Exercise aim >> Track down every line below that holds "decisiones" and copy it.

Given entries >>

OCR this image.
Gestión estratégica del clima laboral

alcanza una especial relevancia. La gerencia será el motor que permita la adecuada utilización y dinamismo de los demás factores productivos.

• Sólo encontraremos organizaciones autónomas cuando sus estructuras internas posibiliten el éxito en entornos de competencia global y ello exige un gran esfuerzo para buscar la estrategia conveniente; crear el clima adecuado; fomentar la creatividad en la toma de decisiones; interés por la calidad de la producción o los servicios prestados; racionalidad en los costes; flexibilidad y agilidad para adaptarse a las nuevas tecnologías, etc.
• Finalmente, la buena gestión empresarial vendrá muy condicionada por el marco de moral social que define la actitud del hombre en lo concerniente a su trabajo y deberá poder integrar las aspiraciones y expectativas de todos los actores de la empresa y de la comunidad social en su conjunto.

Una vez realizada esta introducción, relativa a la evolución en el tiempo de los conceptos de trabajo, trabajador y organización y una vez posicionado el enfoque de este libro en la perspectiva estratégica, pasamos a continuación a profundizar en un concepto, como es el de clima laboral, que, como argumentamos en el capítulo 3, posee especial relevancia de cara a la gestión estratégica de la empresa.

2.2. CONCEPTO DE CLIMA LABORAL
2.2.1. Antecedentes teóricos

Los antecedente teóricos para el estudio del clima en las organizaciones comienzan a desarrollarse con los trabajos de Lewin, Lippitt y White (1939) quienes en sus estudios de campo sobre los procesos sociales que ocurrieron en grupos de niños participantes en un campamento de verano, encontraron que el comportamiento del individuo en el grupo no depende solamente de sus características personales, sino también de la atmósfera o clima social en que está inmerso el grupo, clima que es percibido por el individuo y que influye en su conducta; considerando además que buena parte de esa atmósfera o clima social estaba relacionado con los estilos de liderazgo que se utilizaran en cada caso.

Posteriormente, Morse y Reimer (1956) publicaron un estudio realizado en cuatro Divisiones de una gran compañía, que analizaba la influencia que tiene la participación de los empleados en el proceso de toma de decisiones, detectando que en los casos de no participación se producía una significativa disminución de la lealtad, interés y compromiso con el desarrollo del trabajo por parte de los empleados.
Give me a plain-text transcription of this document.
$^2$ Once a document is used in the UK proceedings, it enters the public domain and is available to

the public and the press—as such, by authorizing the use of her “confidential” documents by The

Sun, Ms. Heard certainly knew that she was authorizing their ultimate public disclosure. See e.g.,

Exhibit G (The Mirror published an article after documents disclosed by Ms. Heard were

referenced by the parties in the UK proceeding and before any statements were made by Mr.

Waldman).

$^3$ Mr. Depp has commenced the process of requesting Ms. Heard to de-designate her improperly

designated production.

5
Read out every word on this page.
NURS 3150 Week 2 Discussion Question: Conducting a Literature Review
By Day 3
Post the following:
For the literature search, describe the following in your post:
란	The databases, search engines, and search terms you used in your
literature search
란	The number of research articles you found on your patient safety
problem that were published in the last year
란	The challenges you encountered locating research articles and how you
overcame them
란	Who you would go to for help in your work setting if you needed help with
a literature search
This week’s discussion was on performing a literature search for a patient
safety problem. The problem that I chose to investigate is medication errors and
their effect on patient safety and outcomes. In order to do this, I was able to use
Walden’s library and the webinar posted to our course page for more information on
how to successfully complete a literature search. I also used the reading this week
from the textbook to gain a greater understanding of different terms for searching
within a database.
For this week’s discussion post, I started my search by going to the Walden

Right answer >>
• Sólo encontraremos organizaciones autónomas cuando sus estructuras internas posibiliten el éxito en entornos de competencia global y ello exige un gran esfuerzo para buscar la estrategia conveniente; crear el clima adecuado; fomentar la creatividad en la toma de decisiones; interés por la calidad de la producción o los servicios prestados; racionalidad en los costes; flexibilidad y agilidad para adaptarse a las nuevas tecnologías, etc.
Posteriormente, Morse y Reimer (1956) publicaron un estudio realizado en cuatro Divisiones de una gran compañía, que analizaba la influencia que tiene la participación de los empleados en el proceso de toma de decisiones, detectando que en los casos de no participación se producía una significativa disminución de la lealtad, interés y compromiso con el desarrollo del trabajo por parte de los empleados.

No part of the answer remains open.